» Extrait choisi
····················

Le Rolexgate ? Des «chichis» à la sauce «vendetta politique». C’est l’un des trois avocats de Navin Ramgoolam qui le dit. Yousuf Mohamed promet un sale quart d’heure à Rakesh Gooljaury, qu’il a hâte de contre-interroger. En attendant, c’est lui qui répond aux questions. Quitte à convoquer, parfois, d’habiles points d’interrogation.

 

C’est sympa de se faire tirer du lit par les Casernes centrales ?

Ce n’est pas un problème, je me lève tôt pour la prière. Mais c’est la première fois que le responsable du Central CID m’appelle à 6 heures.

 

Jeudi, donc, pour annuler l’interrogatoire de Navin Ramgoolam fixé la veille…

C’est ça. «On a quelques formalités à remplir avec MM. Jokhoo et Sooroojebally», m’a dit mon interlocuteur. Bon, ça peut arriver. Ce n’est que partie remise, la semaine prochaine je pense.

 

Ce contretemps est-il une aubaine ?

Non. Navin et moi, nous sommes prêts.

 

Côté honoraires, un ancien Premier ministre, ça va chercher dans les combien ?

(Ferme) Monsieur, je vais vous dire une chose : il n’est pas question d’honoraires avec Navin. Je suis aux côtés d’un frère.

 

Qu’est-ce qui vous lie ?

Une très longue amitié familiale. Déjà, son père et le mien étaient comme des frères. Je ne peux pas laisser tomber un ami, c’est une question d’honneur.

 

Un frère est précieux dans une vie. En quoi l’a-t-il été dans la vôtre ?

Précieux, le mot est un peu fort. Dans la situation actuelle, c’est plutôt lui qui me considère comme quelqu’un de précieux !

 

Parce que vous avez l’art de sortir de la mouise les hommes politiques qui y sont jusqu’au cou, de Gaëtan Duval à Yatin Varma ?

J’ai gagné ces affaires, effectivement, et bien d’autres encore. Cela fait-il de moi un artiste ? (sourire) Je vais éviter de porter un jugement sur moi-même.

 

M. Ramgoolam, lui, a un avis bien tranché sur ses soucis : «C’est un plan machiavélique visant à me discréditer.» Un peu court comme argument, non ?

····················

Veuillez recopier fidèlement, dans l'entretien sur le Rolexgate, le passage allant de "Le Rolexgate ?" jusqu'à "prochaine je pense.".

(Données recueillies)

····················

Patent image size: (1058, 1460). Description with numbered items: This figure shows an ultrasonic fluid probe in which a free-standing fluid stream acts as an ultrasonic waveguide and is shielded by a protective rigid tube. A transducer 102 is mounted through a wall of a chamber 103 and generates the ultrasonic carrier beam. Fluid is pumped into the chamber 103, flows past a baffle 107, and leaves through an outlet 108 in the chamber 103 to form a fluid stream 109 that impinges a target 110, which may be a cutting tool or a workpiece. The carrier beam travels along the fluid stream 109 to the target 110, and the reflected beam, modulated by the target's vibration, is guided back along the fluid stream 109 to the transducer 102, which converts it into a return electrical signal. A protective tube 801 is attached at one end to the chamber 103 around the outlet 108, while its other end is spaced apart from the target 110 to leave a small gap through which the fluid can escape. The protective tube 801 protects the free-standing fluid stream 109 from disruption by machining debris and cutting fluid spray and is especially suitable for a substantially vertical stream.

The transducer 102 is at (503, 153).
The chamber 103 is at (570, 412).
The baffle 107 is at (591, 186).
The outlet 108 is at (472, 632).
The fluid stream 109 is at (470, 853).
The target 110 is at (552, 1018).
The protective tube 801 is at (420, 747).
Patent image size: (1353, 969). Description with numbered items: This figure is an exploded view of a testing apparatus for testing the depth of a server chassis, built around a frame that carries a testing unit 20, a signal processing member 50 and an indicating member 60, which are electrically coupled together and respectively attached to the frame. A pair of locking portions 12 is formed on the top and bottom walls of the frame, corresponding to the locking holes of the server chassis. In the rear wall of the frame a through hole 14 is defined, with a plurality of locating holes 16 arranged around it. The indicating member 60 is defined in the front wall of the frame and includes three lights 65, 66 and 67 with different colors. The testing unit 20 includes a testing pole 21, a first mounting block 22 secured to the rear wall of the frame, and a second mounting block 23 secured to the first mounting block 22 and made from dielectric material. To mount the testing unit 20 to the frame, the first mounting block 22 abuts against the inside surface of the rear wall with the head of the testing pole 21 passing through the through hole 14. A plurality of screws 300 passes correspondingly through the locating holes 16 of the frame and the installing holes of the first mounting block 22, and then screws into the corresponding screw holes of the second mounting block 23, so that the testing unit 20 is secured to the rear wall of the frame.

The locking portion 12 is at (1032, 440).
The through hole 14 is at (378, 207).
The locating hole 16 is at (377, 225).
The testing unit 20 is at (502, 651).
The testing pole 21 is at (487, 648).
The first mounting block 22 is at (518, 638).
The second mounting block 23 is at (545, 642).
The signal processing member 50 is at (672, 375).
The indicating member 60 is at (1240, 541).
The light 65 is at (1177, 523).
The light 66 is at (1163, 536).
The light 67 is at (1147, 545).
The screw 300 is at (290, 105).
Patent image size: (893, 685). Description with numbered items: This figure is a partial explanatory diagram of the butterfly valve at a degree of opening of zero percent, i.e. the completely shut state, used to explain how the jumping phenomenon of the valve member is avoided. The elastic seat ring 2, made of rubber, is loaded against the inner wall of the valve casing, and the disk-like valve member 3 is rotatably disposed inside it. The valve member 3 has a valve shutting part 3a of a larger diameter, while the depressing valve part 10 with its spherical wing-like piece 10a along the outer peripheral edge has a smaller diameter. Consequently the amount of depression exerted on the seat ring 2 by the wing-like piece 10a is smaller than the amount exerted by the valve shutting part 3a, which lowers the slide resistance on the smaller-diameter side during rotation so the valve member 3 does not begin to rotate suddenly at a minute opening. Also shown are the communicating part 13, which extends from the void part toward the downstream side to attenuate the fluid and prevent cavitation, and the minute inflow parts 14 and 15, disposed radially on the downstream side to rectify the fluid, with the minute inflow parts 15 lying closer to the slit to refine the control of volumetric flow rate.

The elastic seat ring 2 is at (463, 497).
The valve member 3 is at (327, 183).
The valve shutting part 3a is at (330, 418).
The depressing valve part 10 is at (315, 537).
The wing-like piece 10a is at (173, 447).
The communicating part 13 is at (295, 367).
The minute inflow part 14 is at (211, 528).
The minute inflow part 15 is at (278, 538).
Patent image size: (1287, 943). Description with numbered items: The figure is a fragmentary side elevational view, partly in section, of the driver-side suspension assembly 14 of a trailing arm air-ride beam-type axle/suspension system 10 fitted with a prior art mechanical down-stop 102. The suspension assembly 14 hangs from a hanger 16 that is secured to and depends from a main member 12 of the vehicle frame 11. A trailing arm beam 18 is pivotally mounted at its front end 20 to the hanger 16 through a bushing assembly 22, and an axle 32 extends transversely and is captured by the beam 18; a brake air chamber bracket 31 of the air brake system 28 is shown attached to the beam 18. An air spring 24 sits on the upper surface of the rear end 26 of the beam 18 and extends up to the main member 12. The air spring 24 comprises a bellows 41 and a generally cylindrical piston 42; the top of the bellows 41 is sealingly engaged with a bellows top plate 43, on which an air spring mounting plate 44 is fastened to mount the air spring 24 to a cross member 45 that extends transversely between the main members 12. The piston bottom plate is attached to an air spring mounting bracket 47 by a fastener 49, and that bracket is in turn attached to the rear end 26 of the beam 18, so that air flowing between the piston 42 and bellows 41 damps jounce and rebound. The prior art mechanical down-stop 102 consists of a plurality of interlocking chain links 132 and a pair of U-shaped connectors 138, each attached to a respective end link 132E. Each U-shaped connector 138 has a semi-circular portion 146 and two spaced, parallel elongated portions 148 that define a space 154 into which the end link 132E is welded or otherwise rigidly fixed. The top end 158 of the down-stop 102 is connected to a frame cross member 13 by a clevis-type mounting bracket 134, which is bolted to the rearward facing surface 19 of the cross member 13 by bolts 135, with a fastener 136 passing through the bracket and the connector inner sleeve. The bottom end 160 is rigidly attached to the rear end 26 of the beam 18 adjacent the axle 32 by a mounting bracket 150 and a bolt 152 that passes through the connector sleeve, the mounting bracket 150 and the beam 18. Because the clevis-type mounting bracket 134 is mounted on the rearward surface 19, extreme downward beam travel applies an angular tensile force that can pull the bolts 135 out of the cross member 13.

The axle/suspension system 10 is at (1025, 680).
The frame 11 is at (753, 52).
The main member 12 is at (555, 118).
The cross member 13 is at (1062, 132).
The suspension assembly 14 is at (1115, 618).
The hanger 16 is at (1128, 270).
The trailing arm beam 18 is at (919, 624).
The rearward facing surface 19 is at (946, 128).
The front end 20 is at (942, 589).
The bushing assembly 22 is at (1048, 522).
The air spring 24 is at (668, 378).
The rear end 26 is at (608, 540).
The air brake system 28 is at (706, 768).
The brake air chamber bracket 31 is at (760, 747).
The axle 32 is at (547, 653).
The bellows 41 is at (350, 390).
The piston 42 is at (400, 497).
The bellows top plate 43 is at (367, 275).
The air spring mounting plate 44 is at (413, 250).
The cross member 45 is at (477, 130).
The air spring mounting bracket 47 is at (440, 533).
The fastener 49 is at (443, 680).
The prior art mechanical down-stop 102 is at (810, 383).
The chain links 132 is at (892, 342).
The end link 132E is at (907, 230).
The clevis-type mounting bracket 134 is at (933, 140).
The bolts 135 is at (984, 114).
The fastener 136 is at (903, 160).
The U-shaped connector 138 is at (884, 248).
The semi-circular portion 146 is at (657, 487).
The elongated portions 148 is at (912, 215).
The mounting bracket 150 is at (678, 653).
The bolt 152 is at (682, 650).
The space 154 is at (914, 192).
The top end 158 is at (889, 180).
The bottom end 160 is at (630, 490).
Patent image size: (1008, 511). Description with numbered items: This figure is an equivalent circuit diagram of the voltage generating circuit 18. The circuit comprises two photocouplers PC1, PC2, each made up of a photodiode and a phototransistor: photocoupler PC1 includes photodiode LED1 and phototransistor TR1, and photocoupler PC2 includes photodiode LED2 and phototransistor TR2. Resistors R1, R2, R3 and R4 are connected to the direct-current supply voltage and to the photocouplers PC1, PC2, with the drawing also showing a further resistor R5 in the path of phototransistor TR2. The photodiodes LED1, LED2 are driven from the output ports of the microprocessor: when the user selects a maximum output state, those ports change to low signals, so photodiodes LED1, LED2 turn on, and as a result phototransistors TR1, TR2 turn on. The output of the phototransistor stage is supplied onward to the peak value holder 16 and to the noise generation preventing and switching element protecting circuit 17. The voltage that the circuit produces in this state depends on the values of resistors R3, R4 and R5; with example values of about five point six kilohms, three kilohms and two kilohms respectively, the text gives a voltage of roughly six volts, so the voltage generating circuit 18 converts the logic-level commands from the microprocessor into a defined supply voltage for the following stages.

····················

» Résultat
Le Rolexgate ? Des «chichis» à la sauce «vendetta politique». C’est l’un des trois avocats de Navin Ramgoolam qui le dit. Yousuf Mohamed promet un sale quart d’heure à Rakesh Gooljaury, qu’il a hâte de contre-interroger. En attendant, c’est lui qui répond aux questions. Quitte à convoquer, parfois, d’habiles points d’interrogation.

 

C’est sympa de se faire tirer du lit par les Casernes centrales ?

Ce n’est pas un problème, je me lève tôt pour la prière. Mais c’est la première fois que le responsable du Central CID m’appelle à 6 heures.

 

Jeudi, donc, pour annuler l’interrogatoire de Navin Ramgoolam fixé la veille…

C’est ça. «On a quelques formalités à remplir avec MM. Jokhoo et Sooroojebally», m’a dit mon interlocuteur. Bon, ça peut arriver. Ce n’est que partie remise, la semaine prochaine je pense.